(Collected data entries)
========

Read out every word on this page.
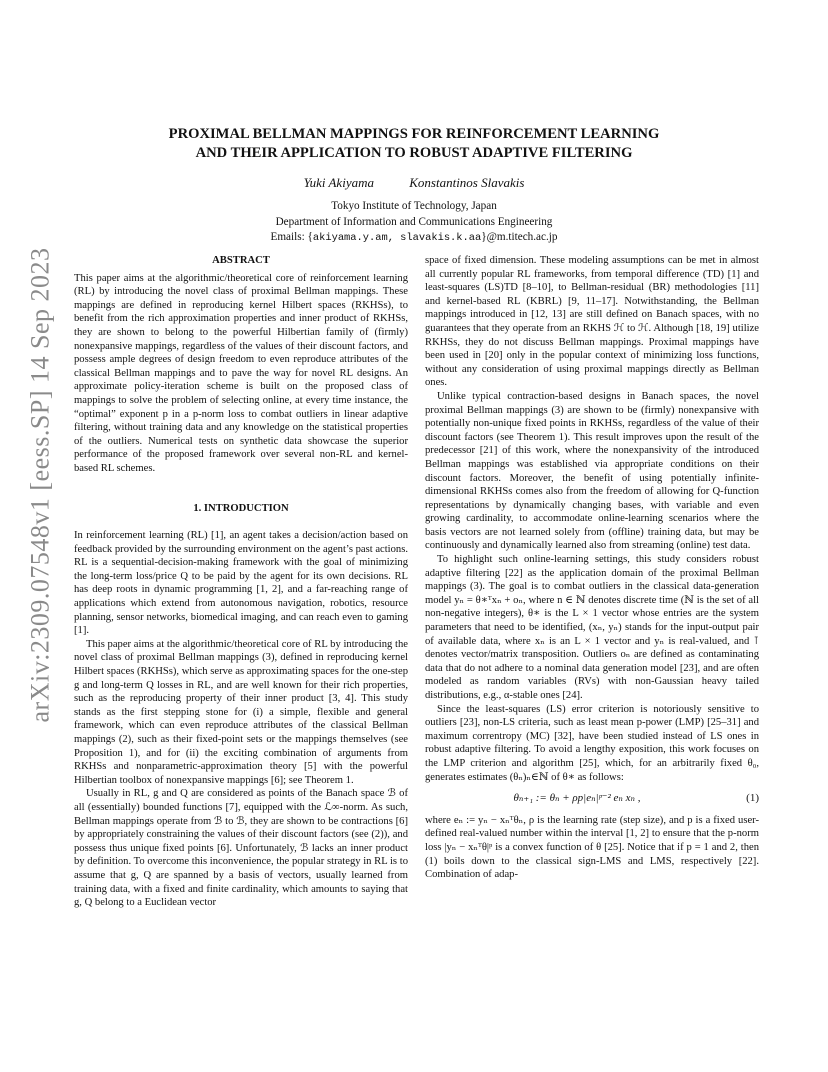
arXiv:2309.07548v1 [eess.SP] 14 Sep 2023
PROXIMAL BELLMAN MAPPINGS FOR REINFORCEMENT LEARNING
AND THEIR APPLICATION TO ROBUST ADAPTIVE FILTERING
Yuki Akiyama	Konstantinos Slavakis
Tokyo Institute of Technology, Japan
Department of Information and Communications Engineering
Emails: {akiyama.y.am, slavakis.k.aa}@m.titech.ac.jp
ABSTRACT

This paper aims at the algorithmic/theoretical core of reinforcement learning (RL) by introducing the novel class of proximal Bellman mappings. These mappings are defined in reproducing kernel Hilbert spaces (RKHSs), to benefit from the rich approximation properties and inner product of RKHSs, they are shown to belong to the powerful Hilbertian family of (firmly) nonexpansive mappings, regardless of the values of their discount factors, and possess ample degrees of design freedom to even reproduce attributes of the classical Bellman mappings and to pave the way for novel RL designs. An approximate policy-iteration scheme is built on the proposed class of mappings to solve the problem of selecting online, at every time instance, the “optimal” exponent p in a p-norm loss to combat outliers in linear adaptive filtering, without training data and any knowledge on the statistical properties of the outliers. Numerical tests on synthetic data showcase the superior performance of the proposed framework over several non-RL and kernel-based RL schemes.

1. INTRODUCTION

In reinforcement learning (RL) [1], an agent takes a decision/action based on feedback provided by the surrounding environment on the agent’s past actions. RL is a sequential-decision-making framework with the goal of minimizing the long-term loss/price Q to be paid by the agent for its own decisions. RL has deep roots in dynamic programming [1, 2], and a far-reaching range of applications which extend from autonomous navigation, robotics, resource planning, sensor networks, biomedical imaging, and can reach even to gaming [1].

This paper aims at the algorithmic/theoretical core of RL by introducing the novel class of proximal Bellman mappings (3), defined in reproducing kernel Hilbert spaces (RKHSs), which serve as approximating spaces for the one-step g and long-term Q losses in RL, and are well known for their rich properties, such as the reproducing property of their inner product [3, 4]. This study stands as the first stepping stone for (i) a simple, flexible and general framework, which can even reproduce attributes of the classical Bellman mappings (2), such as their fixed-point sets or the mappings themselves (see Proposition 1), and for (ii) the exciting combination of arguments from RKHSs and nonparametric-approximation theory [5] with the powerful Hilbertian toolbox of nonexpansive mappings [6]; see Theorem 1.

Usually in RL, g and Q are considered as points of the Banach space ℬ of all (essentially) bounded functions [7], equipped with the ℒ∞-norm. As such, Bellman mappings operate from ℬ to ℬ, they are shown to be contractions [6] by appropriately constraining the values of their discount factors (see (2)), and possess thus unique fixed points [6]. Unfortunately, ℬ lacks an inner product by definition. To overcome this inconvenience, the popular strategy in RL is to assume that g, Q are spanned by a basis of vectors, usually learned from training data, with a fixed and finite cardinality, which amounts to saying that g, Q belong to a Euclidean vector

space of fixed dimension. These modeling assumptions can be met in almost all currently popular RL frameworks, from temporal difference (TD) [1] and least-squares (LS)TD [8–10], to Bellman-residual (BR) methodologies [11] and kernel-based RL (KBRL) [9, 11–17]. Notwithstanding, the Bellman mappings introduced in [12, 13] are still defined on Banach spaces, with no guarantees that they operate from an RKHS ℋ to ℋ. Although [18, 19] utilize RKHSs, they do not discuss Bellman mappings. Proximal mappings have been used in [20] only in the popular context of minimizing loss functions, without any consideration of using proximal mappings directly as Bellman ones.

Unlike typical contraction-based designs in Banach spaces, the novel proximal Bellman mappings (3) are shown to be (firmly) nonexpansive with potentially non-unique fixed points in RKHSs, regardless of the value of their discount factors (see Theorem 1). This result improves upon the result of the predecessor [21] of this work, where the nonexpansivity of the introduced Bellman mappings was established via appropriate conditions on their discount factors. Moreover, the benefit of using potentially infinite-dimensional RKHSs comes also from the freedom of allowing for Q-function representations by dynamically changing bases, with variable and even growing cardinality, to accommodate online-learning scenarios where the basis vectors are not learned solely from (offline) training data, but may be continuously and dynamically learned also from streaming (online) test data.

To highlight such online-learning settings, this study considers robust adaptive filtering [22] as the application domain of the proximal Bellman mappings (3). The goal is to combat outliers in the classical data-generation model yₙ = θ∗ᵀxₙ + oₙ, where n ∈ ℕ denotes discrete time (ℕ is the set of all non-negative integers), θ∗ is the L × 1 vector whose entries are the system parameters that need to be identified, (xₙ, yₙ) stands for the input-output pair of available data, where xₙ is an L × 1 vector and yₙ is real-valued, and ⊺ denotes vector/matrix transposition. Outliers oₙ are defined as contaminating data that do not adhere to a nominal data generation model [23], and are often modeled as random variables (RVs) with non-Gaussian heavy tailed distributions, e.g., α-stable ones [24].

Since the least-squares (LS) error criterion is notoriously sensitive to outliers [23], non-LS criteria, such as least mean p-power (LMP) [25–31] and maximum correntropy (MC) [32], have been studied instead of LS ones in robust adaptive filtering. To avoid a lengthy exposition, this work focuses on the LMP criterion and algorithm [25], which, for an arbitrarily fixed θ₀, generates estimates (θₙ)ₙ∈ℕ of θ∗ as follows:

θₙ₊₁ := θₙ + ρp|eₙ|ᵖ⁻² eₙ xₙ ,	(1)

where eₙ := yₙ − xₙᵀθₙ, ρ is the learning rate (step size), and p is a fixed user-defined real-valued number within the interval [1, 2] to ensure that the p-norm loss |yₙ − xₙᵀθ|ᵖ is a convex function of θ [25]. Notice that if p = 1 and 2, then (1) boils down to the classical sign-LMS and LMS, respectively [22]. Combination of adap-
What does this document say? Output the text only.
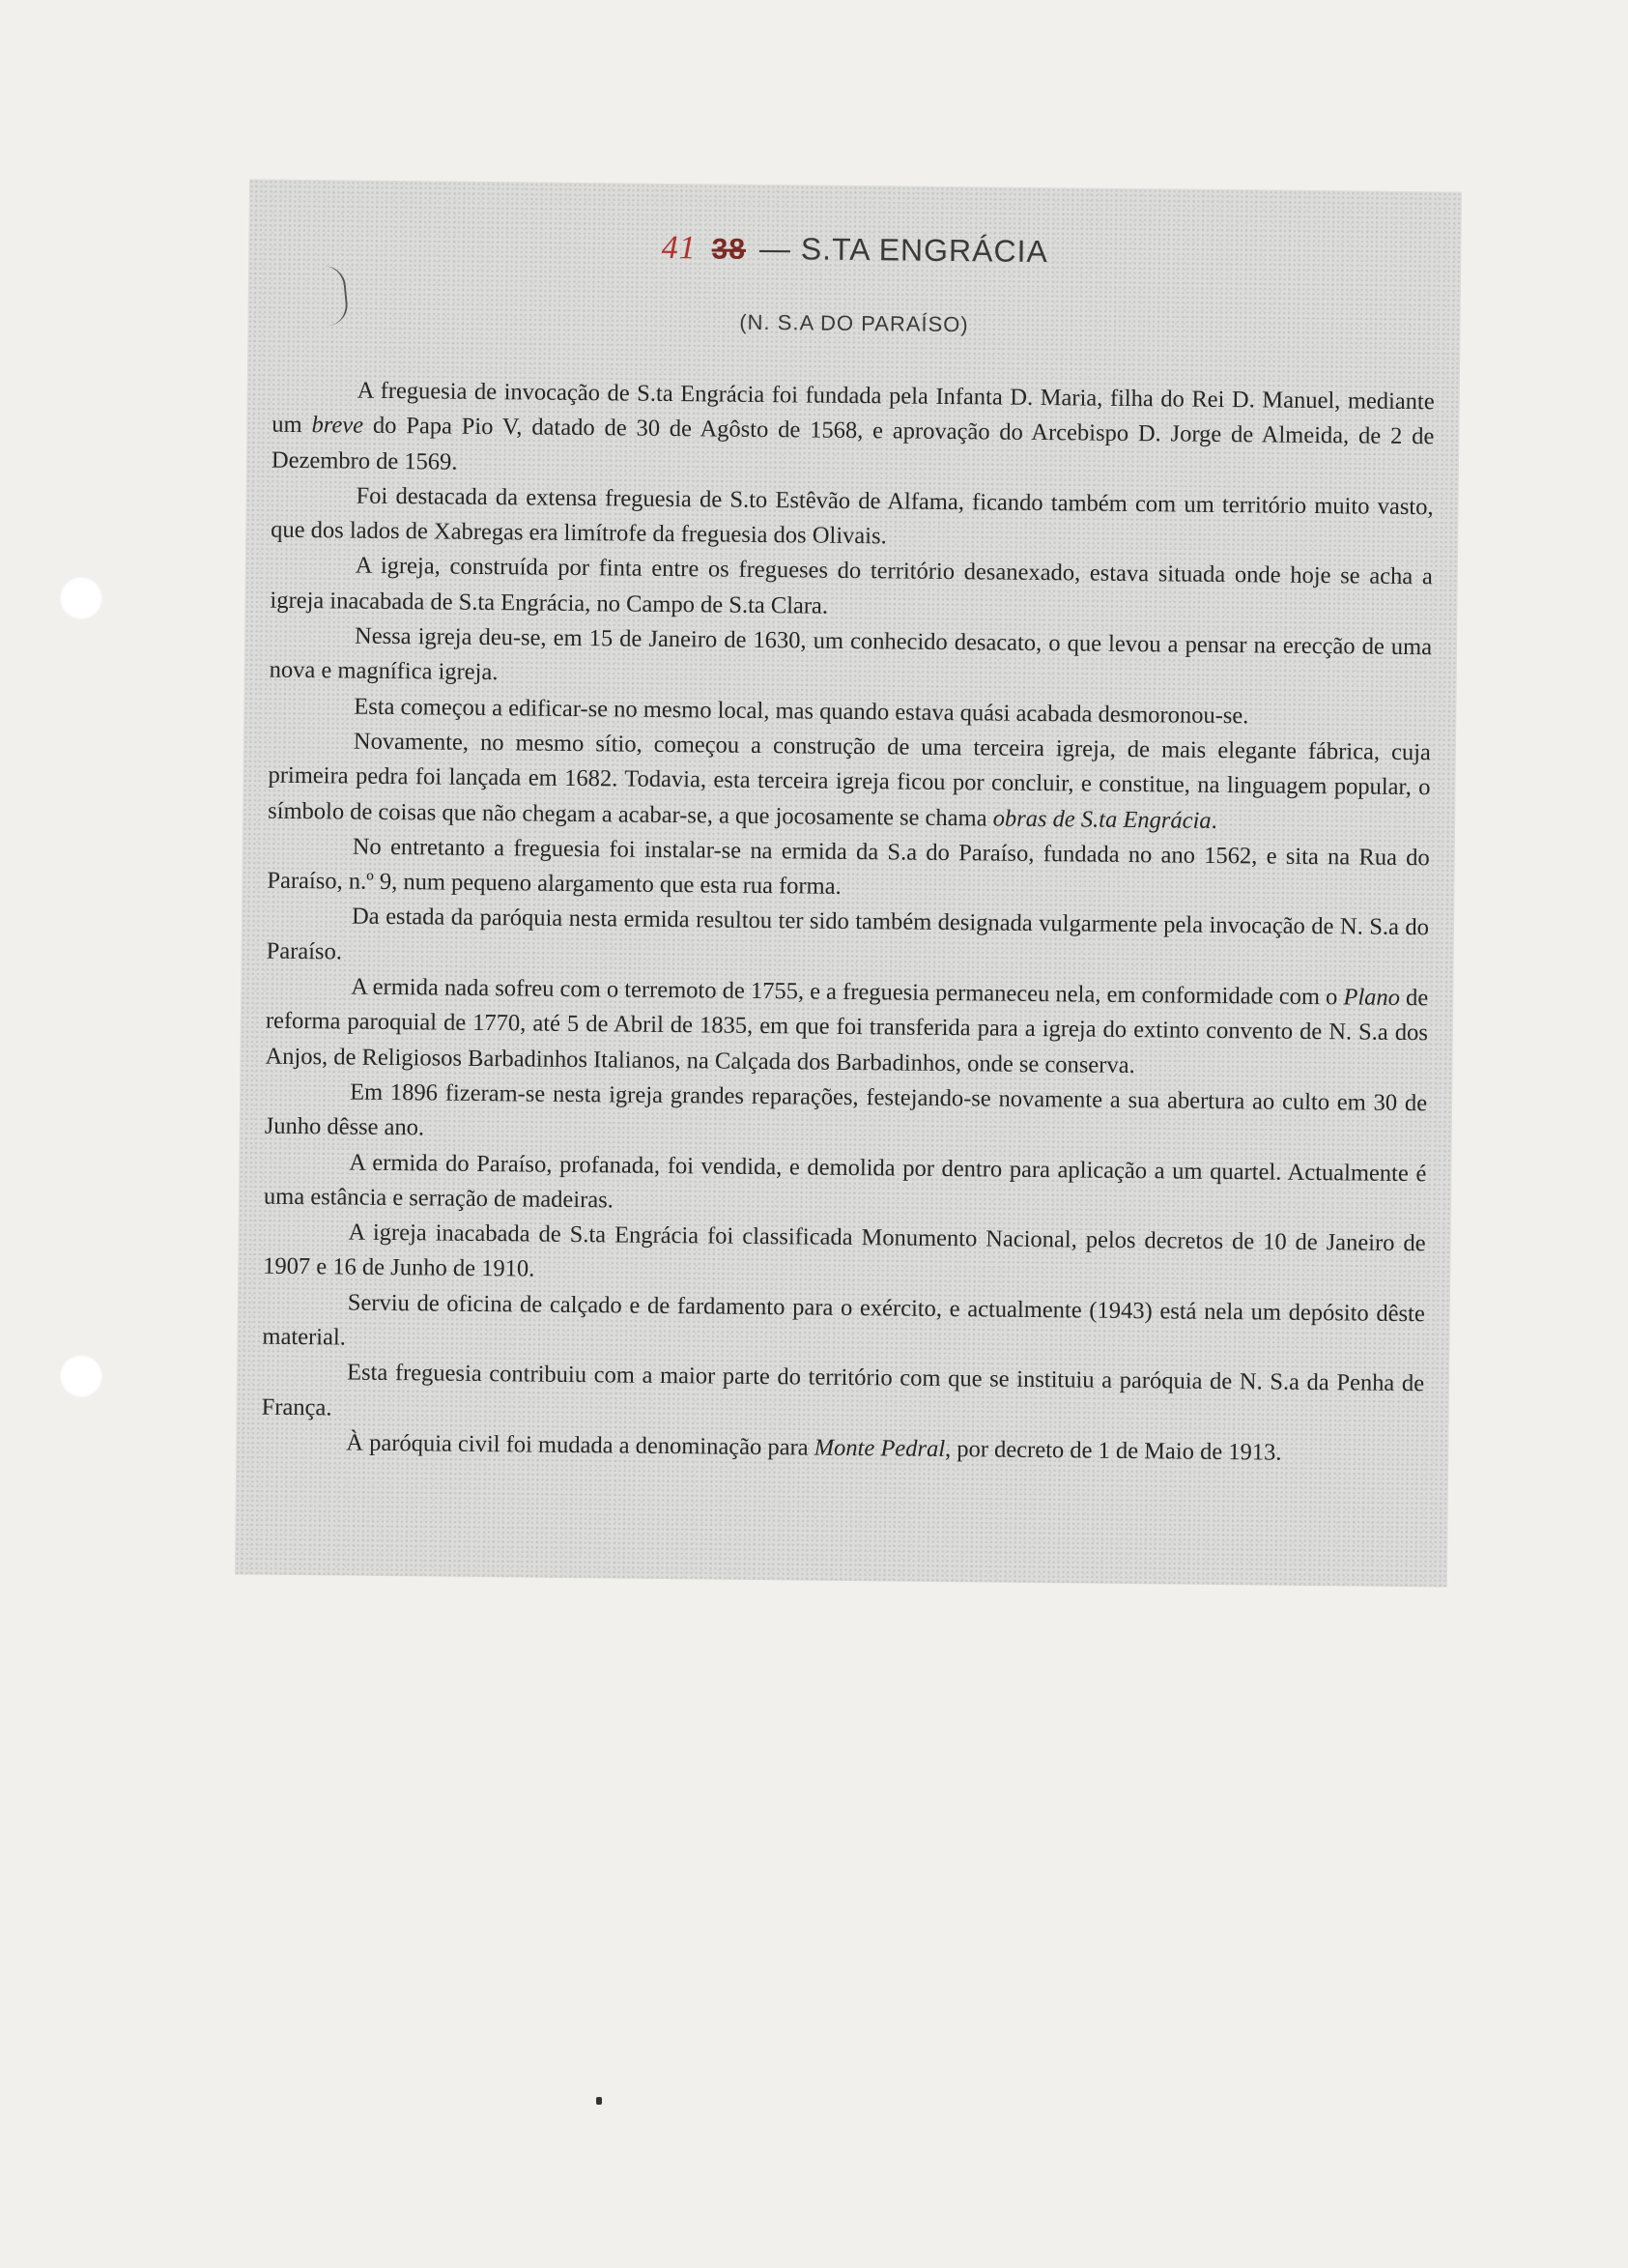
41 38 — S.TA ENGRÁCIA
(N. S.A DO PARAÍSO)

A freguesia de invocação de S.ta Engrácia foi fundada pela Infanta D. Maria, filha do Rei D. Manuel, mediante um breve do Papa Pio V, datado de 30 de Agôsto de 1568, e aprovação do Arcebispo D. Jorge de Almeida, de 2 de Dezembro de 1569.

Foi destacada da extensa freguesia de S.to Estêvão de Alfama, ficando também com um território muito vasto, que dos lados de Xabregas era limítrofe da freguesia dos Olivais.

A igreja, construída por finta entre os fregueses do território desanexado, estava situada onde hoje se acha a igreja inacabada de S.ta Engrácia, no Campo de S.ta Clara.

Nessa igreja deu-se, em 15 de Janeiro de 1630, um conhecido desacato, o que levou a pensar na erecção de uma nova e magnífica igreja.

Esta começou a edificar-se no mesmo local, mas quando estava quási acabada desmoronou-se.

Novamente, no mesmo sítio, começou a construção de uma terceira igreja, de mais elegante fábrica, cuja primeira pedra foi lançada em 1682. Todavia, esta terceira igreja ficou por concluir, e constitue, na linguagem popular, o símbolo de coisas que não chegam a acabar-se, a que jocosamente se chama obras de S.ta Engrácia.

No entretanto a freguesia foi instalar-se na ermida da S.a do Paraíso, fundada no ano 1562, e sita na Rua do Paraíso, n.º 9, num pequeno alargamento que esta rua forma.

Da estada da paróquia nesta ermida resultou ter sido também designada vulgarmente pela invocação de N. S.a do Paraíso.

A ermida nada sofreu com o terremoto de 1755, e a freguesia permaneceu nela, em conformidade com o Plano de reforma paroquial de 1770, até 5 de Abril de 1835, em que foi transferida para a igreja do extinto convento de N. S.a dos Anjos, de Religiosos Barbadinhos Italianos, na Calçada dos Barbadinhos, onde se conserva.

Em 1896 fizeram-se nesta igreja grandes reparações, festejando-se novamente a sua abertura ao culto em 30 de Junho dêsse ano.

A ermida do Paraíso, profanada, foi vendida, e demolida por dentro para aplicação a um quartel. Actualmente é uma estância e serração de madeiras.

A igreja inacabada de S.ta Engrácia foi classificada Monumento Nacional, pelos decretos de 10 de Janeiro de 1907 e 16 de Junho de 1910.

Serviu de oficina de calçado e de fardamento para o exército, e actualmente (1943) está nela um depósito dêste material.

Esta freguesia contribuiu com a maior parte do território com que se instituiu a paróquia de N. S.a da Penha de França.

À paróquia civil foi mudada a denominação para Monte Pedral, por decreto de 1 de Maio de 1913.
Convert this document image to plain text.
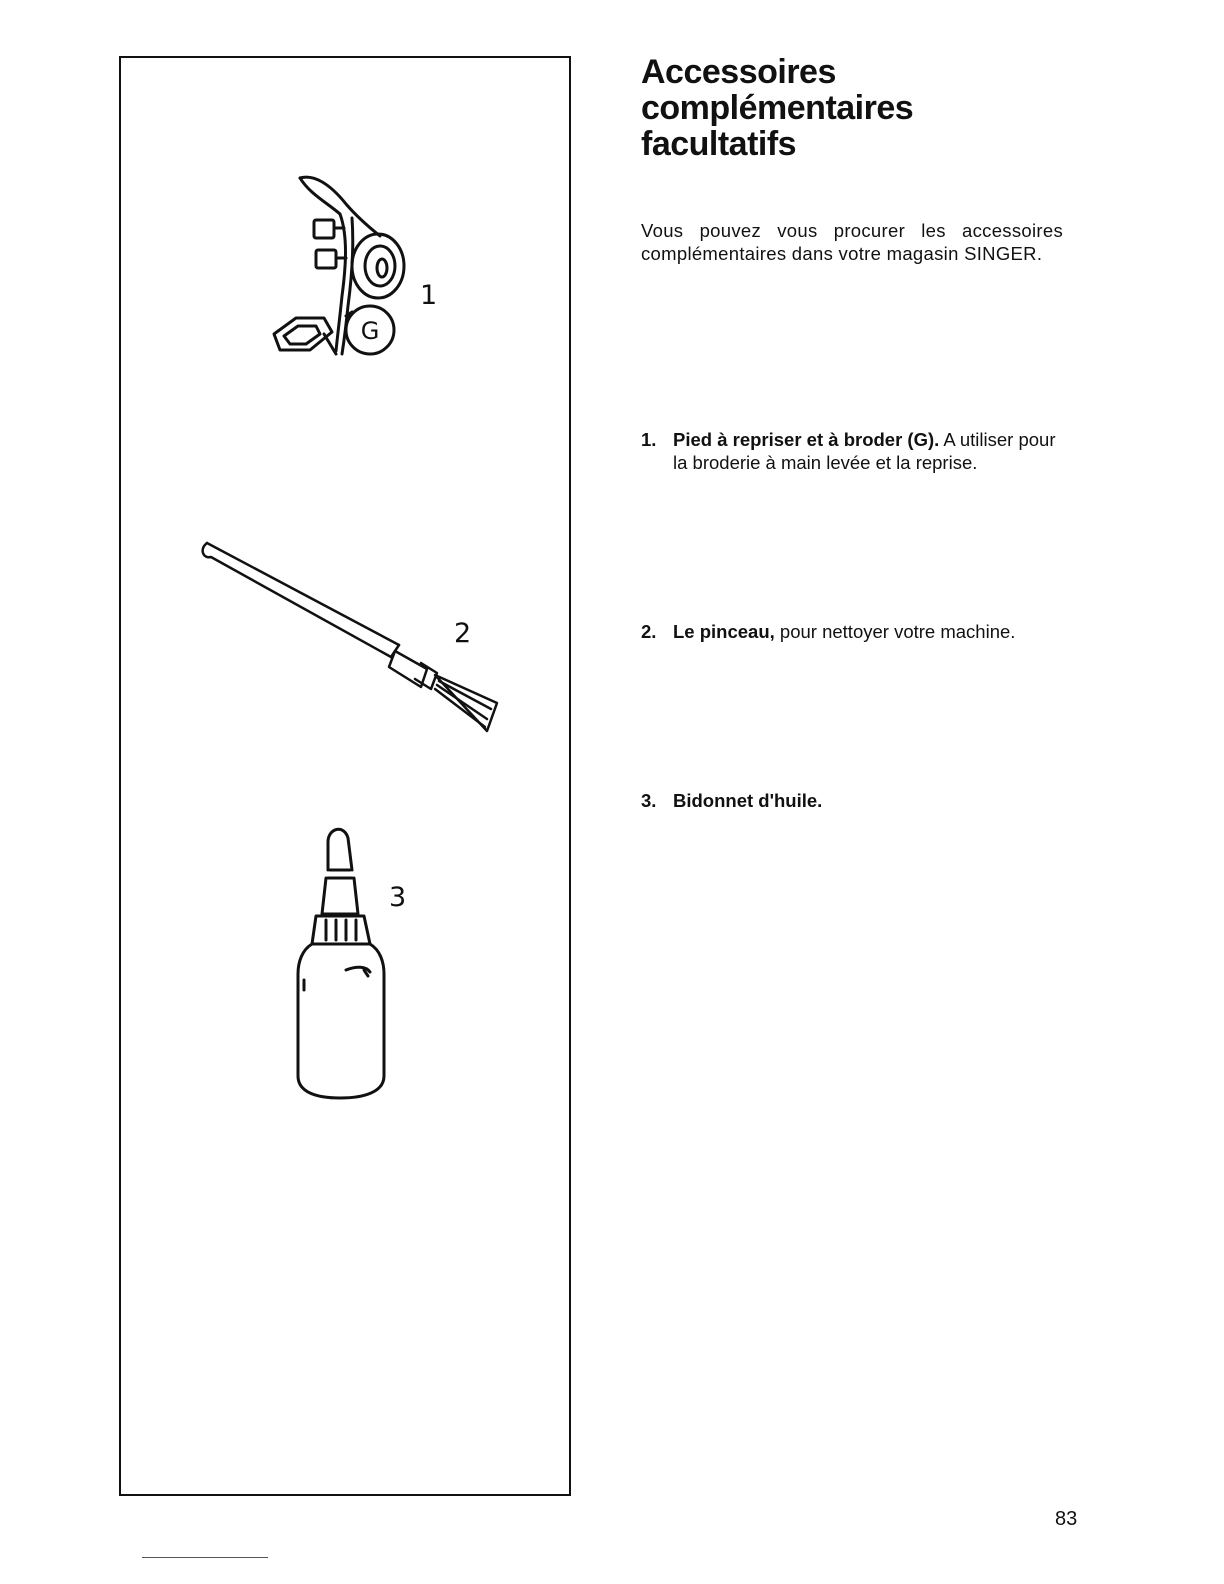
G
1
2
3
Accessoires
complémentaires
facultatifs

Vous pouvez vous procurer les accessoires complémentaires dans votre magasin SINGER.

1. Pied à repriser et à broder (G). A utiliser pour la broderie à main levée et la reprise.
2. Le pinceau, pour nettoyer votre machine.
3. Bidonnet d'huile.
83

========

Your goal =>
Select the lines in this material that hold the word "invocação", leaving none out.

Complete output =>
A freguesia de invocação de S.ta Engrácia foi fundada pela Infanta D. Maria, filha do Rei D. Manuel, mediante um breve do Papa Pio V, datado de 30 de Agôsto de 1568, e aprovação do Arcebispo D. Jorge de Almeida, de 2 de Dezembro de 1569.
Da estada da paróquia nesta ermida resultou ter sido também designada vulgarmente pela invocação de N. S.a do Paraíso.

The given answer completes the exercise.